> **The problem**
Answer these questions from the book review:
1. What portion of the book did the reviewer find really interesting?
2. Into what had bodies been thrown, in the reviewer's example of unneeded detail?
3. In which two places was the situation on the ground still not stable and safe several years after the events?

> **Extract provided**

The first 20-25% of this book was really interesting. After that, it became less and less so for me. I think it's because of the extreme level of detail, much of which I could see would be professionally interesting to a forensic anthropologist, but was excessive and repetitive for an ordinary historian and reader like me. I appreciate that she sees her job as a witness-bearer to genocide, countering the perpetrator's attempt to expunge a particular group, as well as restoring some dignity to the murdered, and giving their surviving family some certainty about their relative. I think that is part of why she gives so much detail. But for me it was too much. I didn't, for instance, feel a need to know how many times the team had to yell down a shaft to the people working in a disused latrine where bodies had been thrown, and the amount of time spent on these details overwhelmed my ability to perceive any bigger thing that she was saying.
The tone is very clinical. It somewhat reminded me of the very detached tone of Scholastiqe Mukasonga's writing about her experience as a Rwandan Tutsi. Bearing witness is difficult. It's a difficult task emotionally and physically, but it's also hard to find language that can carry the load. Using a lot of adjectives and writing with emotion can actually lessen the impact of the writing. For me, Koff conveys some of the horror of the mass graves she worked in exactly by narrating in excruciating detail the process, the day-to-day struggles of her team, not always having food, water, access to showers; always carrying the stench of decay on their clothes and bodies; the urgency of the work given hot climate, the schedules of other experts, and the size of their site. She also does a good job of conveying how much the situation on the ground in Rwanda and Bosnia was still not stable and safe several years after the events.

> **Extracted entries**
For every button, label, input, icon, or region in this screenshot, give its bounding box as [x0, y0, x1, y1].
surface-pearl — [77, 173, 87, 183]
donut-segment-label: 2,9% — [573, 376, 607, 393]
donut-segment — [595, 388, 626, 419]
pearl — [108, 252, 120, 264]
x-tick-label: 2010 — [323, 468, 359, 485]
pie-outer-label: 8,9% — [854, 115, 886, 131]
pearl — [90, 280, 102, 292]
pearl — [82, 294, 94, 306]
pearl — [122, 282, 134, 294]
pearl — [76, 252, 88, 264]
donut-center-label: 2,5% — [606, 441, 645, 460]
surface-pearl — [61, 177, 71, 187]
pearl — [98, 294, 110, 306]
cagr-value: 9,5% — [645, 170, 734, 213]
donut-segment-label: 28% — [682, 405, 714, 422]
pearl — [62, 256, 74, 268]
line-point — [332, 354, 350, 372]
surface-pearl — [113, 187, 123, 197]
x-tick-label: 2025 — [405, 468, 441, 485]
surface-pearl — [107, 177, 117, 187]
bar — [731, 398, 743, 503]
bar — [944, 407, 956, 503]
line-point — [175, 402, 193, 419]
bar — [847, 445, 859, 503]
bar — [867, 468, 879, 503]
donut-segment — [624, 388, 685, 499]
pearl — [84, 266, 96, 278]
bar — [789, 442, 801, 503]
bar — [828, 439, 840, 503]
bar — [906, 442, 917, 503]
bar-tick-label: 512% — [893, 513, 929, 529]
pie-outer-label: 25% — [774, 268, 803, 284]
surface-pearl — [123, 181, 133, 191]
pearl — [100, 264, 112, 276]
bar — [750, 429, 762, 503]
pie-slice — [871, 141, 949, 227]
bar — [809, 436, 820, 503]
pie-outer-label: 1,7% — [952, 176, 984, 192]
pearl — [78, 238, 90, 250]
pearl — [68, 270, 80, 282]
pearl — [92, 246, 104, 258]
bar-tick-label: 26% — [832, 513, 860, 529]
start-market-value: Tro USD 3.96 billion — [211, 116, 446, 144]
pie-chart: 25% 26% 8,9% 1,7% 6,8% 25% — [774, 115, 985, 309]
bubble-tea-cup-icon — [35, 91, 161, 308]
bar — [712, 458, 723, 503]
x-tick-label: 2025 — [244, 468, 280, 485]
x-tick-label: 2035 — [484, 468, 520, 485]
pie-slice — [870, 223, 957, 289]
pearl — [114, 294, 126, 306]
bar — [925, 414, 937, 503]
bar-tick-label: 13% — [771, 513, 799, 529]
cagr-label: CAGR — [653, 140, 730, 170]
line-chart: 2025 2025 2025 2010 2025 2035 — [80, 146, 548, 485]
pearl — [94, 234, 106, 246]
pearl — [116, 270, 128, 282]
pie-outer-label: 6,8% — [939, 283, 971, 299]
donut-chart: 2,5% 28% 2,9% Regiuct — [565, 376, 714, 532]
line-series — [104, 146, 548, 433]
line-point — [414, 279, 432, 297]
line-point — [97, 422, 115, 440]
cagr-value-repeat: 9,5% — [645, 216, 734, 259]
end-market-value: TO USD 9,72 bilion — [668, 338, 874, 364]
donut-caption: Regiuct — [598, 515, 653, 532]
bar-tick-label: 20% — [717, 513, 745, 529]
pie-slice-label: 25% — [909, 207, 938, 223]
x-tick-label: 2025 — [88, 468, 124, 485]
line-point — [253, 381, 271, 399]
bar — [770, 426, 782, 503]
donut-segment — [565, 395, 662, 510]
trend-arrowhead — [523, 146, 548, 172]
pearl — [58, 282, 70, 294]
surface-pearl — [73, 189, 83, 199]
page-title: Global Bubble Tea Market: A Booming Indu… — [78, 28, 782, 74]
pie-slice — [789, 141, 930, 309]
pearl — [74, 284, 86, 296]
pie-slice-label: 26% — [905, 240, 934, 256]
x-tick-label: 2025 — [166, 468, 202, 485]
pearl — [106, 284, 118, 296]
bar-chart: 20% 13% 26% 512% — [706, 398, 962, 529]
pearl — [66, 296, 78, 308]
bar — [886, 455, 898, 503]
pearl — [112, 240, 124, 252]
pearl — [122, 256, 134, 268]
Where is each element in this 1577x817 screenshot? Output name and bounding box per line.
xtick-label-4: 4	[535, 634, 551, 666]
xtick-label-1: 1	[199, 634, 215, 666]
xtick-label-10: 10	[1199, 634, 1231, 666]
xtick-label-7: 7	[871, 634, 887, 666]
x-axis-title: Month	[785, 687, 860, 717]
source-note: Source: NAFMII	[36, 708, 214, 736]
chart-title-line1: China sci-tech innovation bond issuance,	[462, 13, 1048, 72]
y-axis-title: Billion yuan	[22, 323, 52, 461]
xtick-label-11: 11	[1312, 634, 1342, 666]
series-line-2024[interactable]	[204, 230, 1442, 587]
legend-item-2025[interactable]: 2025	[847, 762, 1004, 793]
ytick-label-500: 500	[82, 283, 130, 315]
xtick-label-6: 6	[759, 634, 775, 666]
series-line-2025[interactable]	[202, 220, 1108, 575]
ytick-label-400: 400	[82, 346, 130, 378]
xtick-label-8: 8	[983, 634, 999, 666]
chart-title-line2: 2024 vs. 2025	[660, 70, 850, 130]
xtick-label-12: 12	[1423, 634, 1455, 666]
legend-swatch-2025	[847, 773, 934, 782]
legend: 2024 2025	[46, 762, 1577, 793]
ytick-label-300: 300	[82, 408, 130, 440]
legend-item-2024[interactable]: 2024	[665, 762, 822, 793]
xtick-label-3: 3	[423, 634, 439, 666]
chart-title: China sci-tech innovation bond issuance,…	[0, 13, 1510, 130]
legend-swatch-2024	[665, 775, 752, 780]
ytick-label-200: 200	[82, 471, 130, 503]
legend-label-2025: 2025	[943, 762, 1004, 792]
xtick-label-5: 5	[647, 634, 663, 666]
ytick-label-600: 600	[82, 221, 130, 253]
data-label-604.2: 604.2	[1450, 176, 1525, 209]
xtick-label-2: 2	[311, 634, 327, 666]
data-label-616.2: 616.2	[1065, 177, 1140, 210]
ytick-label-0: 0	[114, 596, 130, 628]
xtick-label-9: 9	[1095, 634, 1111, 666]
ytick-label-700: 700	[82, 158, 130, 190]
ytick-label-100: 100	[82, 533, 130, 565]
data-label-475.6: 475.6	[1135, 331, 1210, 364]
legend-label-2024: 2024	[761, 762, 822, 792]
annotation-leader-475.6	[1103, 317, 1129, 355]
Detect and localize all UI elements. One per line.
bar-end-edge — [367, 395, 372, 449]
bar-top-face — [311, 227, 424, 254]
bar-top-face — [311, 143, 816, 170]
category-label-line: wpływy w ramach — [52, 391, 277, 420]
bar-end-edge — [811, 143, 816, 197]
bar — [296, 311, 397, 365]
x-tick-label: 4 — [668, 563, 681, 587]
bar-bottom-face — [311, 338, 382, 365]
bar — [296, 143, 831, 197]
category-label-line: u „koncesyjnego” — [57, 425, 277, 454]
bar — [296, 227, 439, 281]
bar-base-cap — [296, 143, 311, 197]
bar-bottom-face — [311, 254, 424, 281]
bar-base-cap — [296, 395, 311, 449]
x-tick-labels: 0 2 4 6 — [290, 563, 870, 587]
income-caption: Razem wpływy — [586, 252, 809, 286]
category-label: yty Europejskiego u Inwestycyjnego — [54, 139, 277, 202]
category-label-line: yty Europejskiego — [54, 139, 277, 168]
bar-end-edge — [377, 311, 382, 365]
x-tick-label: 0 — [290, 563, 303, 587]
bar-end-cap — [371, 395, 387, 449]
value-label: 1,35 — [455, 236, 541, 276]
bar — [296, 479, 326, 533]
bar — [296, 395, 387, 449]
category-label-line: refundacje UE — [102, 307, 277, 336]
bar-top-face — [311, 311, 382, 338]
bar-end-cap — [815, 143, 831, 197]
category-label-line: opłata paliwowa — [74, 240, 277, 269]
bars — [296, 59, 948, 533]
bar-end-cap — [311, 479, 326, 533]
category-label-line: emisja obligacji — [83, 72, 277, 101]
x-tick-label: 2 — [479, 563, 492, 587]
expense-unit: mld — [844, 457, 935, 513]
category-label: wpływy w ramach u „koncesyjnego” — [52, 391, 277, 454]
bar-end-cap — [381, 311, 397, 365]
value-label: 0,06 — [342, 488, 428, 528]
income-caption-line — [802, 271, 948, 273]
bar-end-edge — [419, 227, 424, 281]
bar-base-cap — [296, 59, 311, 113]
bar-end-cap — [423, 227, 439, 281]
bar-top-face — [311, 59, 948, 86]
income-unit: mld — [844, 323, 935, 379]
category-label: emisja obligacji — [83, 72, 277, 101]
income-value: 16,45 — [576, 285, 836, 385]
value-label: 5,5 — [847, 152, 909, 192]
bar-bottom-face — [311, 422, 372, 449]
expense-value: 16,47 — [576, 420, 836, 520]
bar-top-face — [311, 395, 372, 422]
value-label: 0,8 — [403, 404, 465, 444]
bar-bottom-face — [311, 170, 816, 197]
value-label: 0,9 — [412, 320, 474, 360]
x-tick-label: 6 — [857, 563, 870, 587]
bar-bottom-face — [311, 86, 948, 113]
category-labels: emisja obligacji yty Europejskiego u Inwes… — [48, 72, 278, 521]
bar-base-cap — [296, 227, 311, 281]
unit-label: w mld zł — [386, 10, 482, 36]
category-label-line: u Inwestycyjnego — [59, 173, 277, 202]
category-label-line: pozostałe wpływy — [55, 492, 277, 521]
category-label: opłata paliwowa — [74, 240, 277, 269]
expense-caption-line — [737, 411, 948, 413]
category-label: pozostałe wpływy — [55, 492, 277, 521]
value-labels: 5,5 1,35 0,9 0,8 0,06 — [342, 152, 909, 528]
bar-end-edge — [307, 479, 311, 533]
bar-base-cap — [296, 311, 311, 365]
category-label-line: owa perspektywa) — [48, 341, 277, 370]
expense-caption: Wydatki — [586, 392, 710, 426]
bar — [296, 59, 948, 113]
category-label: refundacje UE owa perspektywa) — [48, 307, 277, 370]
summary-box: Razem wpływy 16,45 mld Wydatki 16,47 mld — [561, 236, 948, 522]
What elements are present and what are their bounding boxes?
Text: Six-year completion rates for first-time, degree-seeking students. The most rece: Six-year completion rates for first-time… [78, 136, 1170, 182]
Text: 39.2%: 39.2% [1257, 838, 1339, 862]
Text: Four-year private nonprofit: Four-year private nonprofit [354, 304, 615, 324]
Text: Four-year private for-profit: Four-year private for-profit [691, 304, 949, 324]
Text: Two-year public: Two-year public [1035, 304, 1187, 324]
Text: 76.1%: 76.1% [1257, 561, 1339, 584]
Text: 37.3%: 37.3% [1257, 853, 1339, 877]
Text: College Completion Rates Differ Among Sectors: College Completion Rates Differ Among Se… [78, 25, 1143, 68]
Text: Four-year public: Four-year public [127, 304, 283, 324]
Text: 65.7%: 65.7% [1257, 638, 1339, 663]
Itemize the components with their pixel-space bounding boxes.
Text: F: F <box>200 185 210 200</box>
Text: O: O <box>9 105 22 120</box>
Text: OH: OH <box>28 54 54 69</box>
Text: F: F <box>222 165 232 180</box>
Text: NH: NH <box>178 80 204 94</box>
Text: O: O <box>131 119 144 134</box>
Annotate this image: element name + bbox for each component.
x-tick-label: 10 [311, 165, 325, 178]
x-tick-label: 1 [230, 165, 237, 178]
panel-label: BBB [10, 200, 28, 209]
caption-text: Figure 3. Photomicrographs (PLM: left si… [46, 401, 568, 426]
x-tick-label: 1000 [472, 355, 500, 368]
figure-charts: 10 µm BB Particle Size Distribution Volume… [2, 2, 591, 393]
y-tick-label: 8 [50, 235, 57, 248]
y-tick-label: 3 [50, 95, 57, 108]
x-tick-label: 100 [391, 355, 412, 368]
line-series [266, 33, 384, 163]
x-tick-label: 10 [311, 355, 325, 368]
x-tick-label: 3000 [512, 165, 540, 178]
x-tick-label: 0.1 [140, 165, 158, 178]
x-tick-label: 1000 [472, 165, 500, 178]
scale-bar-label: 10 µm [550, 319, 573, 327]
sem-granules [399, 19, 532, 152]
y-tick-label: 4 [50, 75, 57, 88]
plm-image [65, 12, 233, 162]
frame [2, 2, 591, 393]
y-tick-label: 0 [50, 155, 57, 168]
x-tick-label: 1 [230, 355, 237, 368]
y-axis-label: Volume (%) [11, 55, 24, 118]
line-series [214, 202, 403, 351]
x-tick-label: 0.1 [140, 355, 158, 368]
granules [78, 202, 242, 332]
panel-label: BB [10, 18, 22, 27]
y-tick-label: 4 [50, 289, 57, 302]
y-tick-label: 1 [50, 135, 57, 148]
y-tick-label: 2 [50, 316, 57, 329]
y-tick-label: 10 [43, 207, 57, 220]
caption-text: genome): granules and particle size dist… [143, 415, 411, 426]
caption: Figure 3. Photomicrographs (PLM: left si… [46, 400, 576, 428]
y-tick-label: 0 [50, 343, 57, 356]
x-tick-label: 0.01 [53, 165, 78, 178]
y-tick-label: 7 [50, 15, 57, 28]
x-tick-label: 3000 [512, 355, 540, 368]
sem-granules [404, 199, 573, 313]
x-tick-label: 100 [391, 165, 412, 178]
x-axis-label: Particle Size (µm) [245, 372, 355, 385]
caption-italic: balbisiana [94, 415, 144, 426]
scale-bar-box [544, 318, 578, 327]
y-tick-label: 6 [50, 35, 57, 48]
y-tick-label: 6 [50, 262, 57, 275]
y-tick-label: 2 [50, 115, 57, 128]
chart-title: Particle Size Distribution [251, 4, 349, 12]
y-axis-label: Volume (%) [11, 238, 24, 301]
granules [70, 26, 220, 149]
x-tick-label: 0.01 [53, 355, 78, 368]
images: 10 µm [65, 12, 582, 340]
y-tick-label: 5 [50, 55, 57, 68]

> **Written response**
1. The first 20-25%
2. A disused latrine
3. Rwanda and Bosnia